**REQUIREMENTS:** Without including any images, repeat the data exactly.

**INPUT FOR THIS TASK:**

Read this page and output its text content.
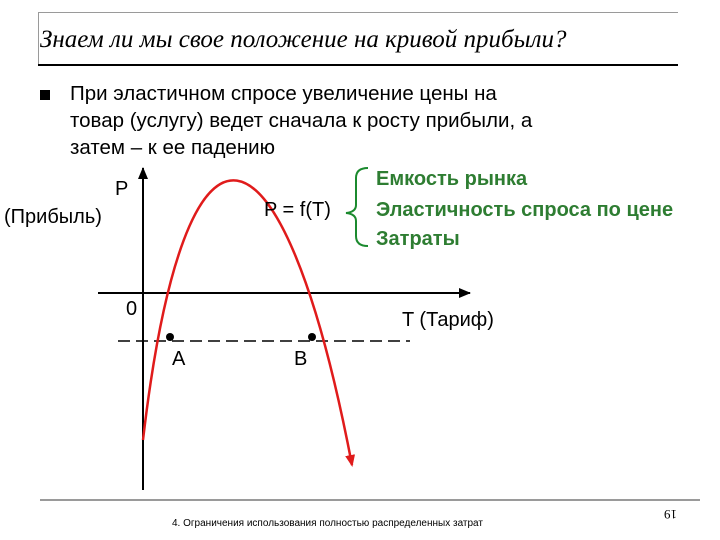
Знаем ли мы свое положение на кривой прибыли?
При эластичном спросе увеличение цены на
товар (услугу) ведет сначала к росту прибыли, а
затем – к ее падению
P
(Прибыль)	P = f(T)
0	T (Тариф)
A	B
Емкость рынка
Эластичность спроса по цене
Затраты
4. Ограничения использования полностью распределенных затрат
19
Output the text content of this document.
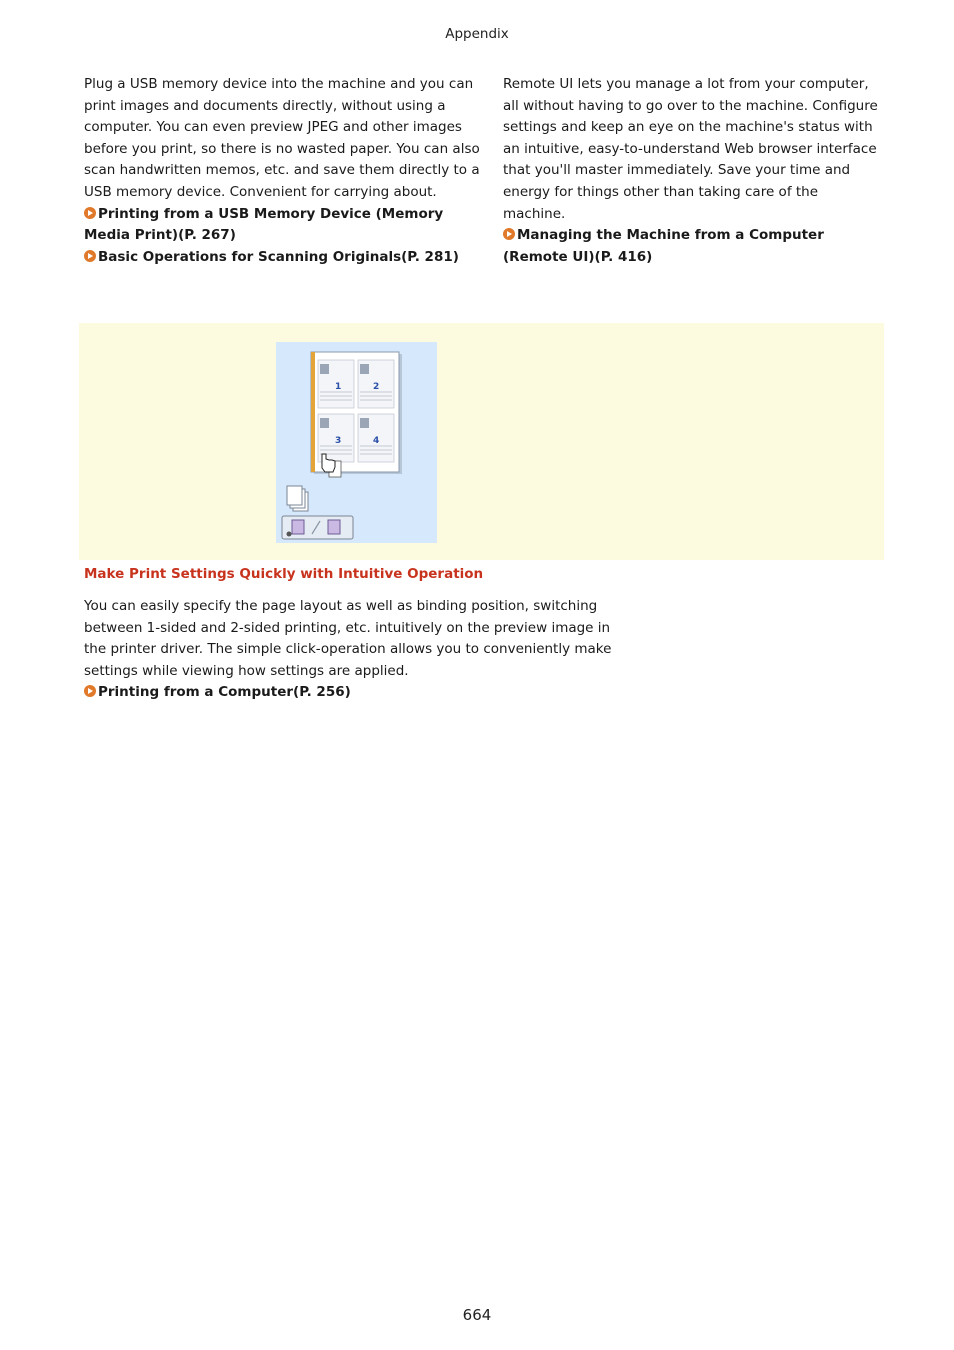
Appendix
Plug a USB memory device into the machine and you can print images and documents directly, without using a computer. You can even preview JPEG and other images before you print, so there is no wasted paper. You can also scan handwritten memos, etc. and save them directly to a USB memory device. Convenient for carrying about.
Printing from a USB Memory Device (Memory Media Print)(P. 267)
Basic Operations for Scanning Originals(P. 281)
Remote UI lets you manage a lot from your computer, all without having to go over to the machine. Configure settings and keep an eye on the machine's status with an intuitive, easy-to-understand Web browser interface that you'll master immediately. Save your time and energy for things other than taking care of the machine.
Managing the Machine from a Computer (Remote UI)(P. 416)
1	2
3	4
Make Print Settings Quickly with Intuitive Operation
You can easily specify the page layout as well as binding position, switching between 1-sided and 2-sided printing, etc. intuitively on the preview image in the printer driver. The simple click-operation allows you to conveniently make settings while viewing how settings are applied.
Printing from a Computer(P. 256)
664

**THE COMPLETED TASK:**
Read this page and output its text content.
Знаем ли мы свое положение на кривой прибыли?
При эластичном спросе увеличение цены на
товар (услугу) ведет сначала к росту прибыли, а
затем – к ее падению
P
(Прибыль)	P = f(T)
0	T (Тариф)
A	B
Емкость рынка
Эластичность спроса по цене
Затраты
4. Ограничения использования полностью распределенных затрат
19
Output the text content of this document.
Appendix
Plug a USB memory device into the machine and you can print images and documents directly, without using a computer. You can even preview JPEG and other images before you print, so there is no wasted paper. You can also scan handwritten memos, etc. and save them directly to a USB memory device. Convenient for carrying about.
Printing from a USB Memory Device (Memory Media Print)(P. 267)
Basic Operations for Scanning Originals(P. 281)
Remote UI lets you manage a lot from your computer, all without having to go over to the machine. Configure settings and keep an eye on the machine's status with an intuitive, easy-to-understand Web browser interface that you'll master immediately. Save your time and energy for things other than taking care of the machine.
Managing the Machine from a Computer (Remote UI)(P. 416)
1	2
3	4
Make Print Settings Quickly with Intuitive Operation
You can easily specify the page layout as well as binding position, switching between 1-sided and 2-sided printing, etc. intuitively on the preview image in the printer driver. The simple click-operation allows you to conveniently make settings while viewing how settings are applied.
Printing from a Computer(P. 256)
664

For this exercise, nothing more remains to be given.